Say how many lines include the word "from", using only a number.

■ Source records ■

------------------------

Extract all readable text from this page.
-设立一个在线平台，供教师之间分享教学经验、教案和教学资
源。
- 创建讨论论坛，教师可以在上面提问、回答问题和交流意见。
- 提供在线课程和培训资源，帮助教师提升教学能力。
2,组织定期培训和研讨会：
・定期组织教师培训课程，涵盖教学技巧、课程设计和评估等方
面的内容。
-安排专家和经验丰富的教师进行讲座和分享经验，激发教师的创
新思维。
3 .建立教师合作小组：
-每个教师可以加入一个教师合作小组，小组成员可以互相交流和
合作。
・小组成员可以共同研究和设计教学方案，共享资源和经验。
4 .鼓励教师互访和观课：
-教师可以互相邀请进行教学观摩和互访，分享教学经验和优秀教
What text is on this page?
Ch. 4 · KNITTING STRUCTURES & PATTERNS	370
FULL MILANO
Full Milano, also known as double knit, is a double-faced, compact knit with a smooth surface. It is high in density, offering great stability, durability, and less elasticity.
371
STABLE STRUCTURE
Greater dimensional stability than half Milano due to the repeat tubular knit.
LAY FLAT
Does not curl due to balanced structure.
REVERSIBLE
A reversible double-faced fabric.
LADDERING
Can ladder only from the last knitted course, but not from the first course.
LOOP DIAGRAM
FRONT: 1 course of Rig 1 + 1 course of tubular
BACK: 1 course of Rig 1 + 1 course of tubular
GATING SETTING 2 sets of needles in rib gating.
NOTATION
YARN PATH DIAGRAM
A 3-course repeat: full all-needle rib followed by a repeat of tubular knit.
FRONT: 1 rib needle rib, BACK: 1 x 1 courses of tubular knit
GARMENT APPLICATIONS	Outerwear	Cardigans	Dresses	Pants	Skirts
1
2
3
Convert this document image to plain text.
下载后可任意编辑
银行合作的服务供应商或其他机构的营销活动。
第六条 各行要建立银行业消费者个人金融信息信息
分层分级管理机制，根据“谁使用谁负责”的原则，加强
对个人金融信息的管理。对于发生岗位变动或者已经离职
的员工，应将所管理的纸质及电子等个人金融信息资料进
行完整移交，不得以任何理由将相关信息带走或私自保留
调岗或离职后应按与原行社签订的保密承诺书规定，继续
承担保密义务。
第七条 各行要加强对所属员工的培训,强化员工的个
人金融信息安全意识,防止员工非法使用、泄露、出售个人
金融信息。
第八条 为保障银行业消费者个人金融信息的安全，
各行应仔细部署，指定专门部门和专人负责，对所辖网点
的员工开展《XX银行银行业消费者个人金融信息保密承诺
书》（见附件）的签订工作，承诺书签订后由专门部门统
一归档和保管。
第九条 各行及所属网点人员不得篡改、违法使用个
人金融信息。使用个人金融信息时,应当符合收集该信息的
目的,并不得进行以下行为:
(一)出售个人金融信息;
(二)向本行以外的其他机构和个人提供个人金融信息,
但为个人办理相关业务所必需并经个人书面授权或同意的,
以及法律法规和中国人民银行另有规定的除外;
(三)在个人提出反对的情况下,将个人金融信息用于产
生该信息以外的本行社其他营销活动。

------------------------

■ Full output ■
2